== Instructions to follow ==
Each line that follows is to be retyped exactly.

::::

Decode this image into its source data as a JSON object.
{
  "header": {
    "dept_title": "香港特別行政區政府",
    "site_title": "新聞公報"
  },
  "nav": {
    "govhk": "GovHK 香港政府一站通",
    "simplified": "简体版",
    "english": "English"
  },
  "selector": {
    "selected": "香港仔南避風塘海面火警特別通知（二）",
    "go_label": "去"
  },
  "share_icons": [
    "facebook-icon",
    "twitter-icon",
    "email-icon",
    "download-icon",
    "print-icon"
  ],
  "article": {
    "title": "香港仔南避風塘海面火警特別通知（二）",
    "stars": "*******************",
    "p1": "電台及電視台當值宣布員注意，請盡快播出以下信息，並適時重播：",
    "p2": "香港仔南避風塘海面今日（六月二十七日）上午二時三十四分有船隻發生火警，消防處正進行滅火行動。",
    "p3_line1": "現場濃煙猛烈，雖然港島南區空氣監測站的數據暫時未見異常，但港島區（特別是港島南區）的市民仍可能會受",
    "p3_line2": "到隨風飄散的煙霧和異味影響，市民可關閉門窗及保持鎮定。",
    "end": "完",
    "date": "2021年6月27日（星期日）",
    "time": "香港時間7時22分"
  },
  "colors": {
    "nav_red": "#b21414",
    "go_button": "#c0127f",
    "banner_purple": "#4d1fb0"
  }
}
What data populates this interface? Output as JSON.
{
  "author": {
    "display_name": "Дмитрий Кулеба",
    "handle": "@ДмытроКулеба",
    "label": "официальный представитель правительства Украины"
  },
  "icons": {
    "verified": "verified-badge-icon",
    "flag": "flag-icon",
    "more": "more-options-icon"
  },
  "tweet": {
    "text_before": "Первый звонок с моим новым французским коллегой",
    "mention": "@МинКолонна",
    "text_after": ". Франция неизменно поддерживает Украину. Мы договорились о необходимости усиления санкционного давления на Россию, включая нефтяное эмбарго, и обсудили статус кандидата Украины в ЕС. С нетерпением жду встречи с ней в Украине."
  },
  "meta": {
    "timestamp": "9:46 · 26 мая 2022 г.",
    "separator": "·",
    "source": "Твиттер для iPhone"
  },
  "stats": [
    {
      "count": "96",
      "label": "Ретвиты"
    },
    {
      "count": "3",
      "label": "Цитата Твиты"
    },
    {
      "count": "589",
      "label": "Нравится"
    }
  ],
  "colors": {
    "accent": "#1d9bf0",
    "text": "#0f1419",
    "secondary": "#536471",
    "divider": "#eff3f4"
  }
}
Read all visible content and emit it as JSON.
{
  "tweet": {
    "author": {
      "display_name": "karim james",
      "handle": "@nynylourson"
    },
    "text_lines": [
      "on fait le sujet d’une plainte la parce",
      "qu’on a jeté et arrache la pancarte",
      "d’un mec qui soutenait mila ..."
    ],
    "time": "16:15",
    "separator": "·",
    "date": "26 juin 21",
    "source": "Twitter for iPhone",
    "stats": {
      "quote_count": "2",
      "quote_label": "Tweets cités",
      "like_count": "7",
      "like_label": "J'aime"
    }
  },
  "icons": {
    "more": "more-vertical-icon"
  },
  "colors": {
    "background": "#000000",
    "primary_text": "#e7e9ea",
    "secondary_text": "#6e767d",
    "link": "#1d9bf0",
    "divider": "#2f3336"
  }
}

::::

== Problem solution ==
Decode this image into its source data as a JSON object.
{
  "header": {
    "dept_title": "香港特別行政區政府",
    "site_title": "新聞公報"
  },
  "nav": {
    "govhk": "GovHK 香港政府一站通",
    "simplified": "简体版",
    "english": "English"
  },
  "selector": {
    "selected": "香港仔南避風塘海面火警特別通知（二）",
    "go_label": "去"
  },
  "share_icons": [
    "facebook-icon",
    "twitter-icon",
    "email-icon",
    "download-icon",
    "print-icon"
  ],
  "article": {
    "title": "香港仔南避風塘海面火警特別通知（二）",
    "stars": "*******************",
    "p1": "電台及電視台當值宣布員注意，請盡快播出以下信息，並適時重播：",
    "p2": "香港仔南避風塘海面今日（六月二十七日）上午二時三十四分有船隻發生火警，消防處正進行滅火行動。",
    "p3_line1": "現場濃煙猛烈，雖然港島南區空氣監測站的數據暫時未見異常，但港島區（特別是港島南區）的市民仍可能會受",
    "p3_line2": "到隨風飄散的煙霧和異味影響，市民可關閉門窗及保持鎮定。",
    "end": "完",
    "date": "2021年6月27日（星期日）",
    "time": "香港時間7時22分"
  },
  "colors": {
    "nav_red": "#b21414",
    "go_button": "#c0127f",
    "banner_purple": "#4d1fb0"
  }
}
What data populates this interface? Output as JSON.
{
  "author": {
    "display_name": "Дмитрий Кулеба",
    "handle": "@ДмытроКулеба",
    "label": "официальный представитель правительства Украины"
  },
  "icons": {
    "verified": "verified-badge-icon",
    "flag": "flag-icon",
    "more": "more-options-icon"
  },
  "tweet": {
    "text_before": "Первый звонок с моим новым французским коллегой",
    "mention": "@МинКолонна",
    "text_after": ". Франция неизменно поддерживает Украину. Мы договорились о необходимости усиления санкционного давления на Россию, включая нефтяное эмбарго, и обсудили статус кандидата Украины в ЕС. С нетерпением жду встречи с ней в Украине."
  },
  "meta": {
    "timestamp": "9:46 · 26 мая 2022 г.",
    "separator": "·",
    "source": "Твиттер для iPhone"
  },
  "stats": [
    {
      "count": "96",
      "label": "Ретвиты"
    },
    {
      "count": "3",
      "label": "Цитата Твиты"
    },
    {
      "count": "589",
      "label": "Нравится"
    }
  ],
  "colors": {
    "accent": "#1d9bf0",
    "text": "#0f1419",
    "secondary": "#536471",
    "divider": "#eff3f4"
  }
}
Read all visible content and emit it as JSON.
{
  "tweet": {
    "author": {
      "display_name": "karim james",
      "handle": "@nynylourson"
    },
    "text_lines": [
      "on fait le sujet d’une plainte la parce",
      "qu’on a jeté et arrache la pancarte",
      "d’un mec qui soutenait mila ..."
    ],
    "time": "16:15",
    "separator": "·",
    "date": "26 juin 21",
    "source": "Twitter for iPhone",
    "stats": {
      "quote_count": "2",
      "quote_label": "Tweets cités",
      "like_count": "7",
      "like_label": "J'aime"
    }
  },
  "icons": {
    "more": "more-vertical-icon"
  },
  "colors": {
    "background": "#000000",
    "primary_text": "#e7e9ea",
    "secondary_text": "#6e767d",
    "link": "#1d9bf0",
    "divider": "#2f3336"
  }
}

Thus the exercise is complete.